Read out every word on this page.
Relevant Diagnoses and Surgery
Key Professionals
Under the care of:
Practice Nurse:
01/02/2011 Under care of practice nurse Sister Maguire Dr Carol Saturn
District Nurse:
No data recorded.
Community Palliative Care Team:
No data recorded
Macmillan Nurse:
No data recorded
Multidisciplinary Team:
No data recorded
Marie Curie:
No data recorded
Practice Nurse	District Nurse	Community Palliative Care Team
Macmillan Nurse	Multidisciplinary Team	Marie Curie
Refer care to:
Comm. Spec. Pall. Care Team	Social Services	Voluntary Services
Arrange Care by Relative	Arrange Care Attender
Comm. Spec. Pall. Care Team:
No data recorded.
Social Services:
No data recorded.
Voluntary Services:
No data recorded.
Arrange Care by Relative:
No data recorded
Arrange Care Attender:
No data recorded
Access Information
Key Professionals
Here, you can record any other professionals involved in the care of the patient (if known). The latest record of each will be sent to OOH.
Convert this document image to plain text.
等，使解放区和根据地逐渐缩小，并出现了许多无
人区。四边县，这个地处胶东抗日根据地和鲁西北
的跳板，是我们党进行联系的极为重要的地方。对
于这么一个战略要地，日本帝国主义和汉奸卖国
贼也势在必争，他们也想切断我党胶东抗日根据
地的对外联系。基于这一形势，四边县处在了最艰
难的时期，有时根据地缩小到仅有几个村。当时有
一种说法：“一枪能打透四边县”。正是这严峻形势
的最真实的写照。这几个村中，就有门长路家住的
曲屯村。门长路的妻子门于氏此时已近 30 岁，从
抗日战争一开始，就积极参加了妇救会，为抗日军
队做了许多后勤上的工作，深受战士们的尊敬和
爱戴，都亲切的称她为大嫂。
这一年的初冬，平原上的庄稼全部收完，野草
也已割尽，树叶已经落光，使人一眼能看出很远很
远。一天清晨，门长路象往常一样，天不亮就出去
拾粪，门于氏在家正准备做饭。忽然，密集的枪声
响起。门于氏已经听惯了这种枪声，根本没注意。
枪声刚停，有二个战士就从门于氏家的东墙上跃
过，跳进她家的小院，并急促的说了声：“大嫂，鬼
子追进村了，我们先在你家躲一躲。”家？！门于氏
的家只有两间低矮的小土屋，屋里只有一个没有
::::::::
_WHAT IS NEEDED_.
Count every line bearing the word "Spec"; report the total only.

_SOLUTION FOR THIS PROBLEM_.
2